ENTRIES SHOWN:
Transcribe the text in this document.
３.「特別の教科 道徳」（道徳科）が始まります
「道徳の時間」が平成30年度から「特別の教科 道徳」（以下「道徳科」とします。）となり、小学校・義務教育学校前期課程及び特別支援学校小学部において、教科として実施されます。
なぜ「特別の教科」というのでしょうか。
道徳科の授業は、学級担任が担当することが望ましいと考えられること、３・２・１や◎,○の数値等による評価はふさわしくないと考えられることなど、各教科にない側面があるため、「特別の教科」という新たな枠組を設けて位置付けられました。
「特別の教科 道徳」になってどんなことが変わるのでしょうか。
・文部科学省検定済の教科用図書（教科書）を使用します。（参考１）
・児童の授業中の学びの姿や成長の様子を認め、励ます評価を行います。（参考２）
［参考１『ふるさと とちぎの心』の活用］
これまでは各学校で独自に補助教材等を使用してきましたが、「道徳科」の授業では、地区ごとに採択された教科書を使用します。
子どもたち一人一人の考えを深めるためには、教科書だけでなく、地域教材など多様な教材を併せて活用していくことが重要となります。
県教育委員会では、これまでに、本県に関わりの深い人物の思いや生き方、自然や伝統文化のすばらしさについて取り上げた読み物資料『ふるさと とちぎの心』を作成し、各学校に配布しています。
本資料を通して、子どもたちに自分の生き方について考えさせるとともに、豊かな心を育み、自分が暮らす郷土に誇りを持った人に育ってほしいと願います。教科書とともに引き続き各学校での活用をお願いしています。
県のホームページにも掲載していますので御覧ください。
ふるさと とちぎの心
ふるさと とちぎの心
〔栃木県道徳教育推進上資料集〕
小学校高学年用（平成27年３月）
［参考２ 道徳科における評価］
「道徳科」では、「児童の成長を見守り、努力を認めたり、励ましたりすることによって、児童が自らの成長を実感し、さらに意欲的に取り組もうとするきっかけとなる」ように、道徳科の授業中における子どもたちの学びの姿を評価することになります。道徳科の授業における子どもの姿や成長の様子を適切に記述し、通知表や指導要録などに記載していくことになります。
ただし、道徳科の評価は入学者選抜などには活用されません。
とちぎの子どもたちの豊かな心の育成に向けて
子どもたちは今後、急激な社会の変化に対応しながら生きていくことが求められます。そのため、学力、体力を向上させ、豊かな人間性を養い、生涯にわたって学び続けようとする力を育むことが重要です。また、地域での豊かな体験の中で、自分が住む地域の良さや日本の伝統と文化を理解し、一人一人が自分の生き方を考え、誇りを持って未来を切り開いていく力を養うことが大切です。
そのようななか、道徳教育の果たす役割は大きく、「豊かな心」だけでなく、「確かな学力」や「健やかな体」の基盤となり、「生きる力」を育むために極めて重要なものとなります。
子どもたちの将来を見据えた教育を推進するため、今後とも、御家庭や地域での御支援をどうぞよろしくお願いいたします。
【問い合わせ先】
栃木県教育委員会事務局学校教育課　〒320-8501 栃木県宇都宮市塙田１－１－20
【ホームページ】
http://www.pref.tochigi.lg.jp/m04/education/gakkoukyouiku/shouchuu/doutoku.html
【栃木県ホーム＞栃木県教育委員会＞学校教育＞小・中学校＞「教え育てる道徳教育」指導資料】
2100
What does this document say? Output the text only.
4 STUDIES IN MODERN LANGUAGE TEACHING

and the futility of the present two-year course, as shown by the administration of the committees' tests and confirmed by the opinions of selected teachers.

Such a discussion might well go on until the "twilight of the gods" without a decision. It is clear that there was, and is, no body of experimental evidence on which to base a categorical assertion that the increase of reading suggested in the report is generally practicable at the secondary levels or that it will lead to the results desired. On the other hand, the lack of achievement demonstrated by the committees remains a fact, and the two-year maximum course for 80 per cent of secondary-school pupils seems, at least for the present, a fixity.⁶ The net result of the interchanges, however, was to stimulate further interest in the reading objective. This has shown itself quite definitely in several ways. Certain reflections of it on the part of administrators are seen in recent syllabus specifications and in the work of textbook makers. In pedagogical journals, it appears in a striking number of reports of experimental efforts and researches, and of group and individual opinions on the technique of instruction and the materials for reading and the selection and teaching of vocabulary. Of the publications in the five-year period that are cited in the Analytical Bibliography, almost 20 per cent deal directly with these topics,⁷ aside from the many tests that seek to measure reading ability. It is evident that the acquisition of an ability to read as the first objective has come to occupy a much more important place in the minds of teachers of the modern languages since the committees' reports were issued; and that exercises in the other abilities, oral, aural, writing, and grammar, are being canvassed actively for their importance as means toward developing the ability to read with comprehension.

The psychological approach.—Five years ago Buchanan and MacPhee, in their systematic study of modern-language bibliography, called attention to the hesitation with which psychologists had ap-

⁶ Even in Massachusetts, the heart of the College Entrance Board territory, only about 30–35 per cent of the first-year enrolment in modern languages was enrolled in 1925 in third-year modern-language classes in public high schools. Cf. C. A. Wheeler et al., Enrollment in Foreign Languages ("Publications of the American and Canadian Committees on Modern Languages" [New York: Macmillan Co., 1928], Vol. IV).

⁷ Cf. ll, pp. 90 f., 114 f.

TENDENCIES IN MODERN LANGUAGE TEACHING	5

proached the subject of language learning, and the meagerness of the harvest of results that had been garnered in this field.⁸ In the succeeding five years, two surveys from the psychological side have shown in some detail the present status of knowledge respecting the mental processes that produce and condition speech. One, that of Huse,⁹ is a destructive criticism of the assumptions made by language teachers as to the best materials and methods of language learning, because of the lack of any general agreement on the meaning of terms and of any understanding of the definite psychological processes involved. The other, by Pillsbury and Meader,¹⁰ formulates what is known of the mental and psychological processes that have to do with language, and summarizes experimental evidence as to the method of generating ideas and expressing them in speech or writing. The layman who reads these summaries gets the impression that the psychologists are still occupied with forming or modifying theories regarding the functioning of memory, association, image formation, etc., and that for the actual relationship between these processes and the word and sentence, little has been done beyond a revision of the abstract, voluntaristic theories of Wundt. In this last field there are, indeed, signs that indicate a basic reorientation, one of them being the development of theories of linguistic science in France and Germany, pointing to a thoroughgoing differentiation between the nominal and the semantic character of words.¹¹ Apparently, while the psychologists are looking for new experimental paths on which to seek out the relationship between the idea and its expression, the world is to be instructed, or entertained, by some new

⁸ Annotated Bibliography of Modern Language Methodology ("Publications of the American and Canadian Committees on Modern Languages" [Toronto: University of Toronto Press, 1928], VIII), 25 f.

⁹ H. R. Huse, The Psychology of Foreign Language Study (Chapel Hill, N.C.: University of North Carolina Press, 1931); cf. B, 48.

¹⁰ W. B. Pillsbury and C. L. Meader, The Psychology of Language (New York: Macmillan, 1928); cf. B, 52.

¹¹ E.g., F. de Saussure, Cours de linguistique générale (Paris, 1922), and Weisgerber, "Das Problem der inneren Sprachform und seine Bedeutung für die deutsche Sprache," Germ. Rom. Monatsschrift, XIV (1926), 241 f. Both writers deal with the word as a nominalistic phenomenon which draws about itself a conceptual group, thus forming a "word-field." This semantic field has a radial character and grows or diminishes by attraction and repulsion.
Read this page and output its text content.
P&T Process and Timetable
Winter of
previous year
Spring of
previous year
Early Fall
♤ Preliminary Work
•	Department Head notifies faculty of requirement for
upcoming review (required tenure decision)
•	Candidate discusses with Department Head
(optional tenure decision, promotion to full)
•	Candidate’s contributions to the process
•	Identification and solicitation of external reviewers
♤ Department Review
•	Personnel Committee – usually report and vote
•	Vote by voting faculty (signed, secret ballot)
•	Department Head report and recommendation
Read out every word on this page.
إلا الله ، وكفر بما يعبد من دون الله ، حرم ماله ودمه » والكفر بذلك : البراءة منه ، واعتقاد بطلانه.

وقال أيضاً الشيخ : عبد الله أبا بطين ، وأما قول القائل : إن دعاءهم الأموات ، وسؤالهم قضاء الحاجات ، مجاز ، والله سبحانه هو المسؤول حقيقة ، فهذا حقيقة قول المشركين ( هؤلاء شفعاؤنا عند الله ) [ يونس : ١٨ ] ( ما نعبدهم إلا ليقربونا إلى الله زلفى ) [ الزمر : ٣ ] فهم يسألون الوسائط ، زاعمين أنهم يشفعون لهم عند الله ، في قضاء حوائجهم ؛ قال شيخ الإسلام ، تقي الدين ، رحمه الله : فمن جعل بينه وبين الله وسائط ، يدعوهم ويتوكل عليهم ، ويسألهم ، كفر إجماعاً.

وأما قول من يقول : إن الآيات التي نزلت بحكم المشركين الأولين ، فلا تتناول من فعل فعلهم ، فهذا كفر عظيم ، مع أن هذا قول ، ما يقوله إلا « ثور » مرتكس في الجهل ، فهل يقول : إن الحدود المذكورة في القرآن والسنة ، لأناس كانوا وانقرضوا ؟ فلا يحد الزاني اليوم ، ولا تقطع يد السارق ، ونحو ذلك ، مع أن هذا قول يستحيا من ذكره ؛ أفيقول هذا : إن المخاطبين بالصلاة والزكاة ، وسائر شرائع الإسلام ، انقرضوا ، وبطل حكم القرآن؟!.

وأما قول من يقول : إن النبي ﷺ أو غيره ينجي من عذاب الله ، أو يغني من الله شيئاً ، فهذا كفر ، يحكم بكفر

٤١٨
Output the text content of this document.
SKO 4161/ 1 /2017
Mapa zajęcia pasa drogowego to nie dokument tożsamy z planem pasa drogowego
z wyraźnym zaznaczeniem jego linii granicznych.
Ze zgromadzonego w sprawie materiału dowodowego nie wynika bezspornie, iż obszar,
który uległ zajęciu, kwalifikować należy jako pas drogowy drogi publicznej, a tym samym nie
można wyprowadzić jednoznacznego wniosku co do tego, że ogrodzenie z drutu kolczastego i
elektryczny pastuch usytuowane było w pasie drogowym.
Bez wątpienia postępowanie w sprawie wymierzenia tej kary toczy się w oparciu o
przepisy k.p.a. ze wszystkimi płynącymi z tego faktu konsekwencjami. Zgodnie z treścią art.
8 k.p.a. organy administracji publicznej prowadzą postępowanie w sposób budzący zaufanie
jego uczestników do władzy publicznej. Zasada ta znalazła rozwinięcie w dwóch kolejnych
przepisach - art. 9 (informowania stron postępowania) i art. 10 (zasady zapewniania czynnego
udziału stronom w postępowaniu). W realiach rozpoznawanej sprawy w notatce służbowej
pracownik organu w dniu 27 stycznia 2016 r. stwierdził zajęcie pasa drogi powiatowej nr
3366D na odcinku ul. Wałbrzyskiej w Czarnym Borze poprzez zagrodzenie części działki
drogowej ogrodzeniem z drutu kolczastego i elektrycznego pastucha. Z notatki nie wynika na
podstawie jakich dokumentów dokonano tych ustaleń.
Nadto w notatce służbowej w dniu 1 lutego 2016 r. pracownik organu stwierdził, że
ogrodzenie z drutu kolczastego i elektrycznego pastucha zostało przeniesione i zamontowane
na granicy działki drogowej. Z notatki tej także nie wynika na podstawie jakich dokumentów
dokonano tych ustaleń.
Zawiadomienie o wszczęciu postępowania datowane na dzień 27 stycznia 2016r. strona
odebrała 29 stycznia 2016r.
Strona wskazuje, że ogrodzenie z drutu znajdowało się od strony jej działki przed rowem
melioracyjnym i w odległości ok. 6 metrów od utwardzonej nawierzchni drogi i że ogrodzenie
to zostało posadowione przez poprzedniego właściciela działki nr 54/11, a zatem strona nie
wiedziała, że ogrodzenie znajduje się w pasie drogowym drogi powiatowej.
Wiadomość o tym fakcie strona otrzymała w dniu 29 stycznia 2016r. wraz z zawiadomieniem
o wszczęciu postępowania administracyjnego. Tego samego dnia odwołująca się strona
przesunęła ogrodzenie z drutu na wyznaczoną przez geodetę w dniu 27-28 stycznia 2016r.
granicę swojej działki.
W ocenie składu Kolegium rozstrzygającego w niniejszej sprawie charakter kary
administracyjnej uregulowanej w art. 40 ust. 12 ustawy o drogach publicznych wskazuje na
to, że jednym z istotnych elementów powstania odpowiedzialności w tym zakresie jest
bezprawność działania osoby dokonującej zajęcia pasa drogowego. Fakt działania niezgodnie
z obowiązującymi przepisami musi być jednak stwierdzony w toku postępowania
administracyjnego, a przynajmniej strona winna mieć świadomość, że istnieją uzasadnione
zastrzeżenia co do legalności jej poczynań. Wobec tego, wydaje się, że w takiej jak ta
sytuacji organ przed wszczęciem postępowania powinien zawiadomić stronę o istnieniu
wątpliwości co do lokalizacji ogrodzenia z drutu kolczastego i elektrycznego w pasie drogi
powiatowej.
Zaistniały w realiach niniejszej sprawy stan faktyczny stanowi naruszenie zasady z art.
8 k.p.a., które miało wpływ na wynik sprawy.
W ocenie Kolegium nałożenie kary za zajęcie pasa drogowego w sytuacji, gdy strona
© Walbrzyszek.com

WHAT TO PRODUCE: Determine how many lines above contain "Foreign" as a word or string. Give the number alone.

CORRECT RESPONSE: 2